SET PROBLEM
Determine the number of lines containing the word "text", and state that figure alone.

MATERIAL SUPPLIED
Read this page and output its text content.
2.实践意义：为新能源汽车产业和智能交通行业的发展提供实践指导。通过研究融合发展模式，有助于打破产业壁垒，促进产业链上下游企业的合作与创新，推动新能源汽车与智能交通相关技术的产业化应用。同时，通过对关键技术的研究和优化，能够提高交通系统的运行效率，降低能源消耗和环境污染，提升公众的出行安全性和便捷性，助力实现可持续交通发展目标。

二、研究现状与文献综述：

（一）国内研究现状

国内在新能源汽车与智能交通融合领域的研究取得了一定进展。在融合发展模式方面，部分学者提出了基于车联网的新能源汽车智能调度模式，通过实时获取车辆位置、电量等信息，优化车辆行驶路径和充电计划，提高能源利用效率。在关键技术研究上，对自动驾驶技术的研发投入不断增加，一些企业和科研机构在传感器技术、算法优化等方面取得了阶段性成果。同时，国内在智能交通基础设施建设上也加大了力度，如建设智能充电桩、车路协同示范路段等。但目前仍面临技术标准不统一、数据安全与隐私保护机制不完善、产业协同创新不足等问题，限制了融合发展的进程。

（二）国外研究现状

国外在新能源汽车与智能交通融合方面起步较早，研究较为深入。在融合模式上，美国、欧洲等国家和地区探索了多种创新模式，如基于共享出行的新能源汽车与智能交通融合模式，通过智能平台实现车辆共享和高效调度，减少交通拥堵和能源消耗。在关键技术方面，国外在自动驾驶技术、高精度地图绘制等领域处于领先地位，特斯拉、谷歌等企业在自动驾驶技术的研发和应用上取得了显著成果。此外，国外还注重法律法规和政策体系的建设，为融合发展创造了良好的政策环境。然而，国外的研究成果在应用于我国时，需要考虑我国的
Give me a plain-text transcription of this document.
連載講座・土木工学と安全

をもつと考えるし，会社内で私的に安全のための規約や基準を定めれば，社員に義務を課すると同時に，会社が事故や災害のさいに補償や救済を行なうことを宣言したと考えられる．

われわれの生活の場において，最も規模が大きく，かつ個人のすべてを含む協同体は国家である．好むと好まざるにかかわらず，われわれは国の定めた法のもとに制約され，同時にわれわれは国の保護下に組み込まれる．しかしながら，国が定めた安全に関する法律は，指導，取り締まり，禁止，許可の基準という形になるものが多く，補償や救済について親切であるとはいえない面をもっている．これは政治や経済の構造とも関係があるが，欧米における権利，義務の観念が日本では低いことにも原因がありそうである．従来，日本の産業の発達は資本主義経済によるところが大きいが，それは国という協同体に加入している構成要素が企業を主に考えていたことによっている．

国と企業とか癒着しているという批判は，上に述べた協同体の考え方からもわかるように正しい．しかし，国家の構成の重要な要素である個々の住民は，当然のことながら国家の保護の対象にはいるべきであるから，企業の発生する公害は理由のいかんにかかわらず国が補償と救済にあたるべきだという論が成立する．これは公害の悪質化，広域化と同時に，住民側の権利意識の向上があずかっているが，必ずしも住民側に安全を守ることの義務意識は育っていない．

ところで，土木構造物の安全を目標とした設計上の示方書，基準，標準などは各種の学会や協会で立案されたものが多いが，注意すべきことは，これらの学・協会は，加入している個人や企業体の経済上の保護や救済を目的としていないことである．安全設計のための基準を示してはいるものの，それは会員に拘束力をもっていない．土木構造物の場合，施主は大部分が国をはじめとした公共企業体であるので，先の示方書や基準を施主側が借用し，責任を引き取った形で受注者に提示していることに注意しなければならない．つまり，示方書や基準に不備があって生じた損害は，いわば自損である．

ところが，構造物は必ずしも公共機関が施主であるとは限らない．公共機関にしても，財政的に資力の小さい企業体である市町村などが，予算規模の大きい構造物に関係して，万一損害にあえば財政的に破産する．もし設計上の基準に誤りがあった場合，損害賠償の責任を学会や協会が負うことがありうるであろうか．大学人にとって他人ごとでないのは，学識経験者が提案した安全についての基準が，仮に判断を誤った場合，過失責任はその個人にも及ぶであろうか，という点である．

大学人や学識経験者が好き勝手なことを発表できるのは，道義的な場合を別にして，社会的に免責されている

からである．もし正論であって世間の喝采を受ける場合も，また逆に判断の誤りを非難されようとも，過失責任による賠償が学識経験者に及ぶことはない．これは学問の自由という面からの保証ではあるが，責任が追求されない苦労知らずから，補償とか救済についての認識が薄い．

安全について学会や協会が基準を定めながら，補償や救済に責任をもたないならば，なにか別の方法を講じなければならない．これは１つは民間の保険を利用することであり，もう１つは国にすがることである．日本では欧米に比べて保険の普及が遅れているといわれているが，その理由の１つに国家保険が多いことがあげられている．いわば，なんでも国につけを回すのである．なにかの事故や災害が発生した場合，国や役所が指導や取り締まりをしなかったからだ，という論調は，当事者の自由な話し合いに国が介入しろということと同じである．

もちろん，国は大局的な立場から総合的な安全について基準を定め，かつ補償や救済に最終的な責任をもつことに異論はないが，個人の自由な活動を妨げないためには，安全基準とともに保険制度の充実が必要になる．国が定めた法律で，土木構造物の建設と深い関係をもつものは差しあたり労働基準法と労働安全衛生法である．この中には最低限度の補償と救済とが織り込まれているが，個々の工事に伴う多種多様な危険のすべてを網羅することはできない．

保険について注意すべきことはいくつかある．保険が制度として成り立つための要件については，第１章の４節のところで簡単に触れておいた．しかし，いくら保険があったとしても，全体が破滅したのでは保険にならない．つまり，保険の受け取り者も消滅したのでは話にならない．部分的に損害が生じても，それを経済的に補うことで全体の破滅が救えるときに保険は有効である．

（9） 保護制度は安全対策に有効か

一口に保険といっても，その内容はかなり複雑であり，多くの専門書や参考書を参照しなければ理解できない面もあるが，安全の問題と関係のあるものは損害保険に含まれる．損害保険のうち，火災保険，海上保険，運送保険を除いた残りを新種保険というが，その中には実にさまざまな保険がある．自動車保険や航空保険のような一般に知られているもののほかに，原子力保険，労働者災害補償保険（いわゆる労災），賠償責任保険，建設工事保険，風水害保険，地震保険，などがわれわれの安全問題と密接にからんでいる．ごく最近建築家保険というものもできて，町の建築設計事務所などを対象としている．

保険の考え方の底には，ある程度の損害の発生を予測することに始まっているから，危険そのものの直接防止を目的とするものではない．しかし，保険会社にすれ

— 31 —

THE RESULT
2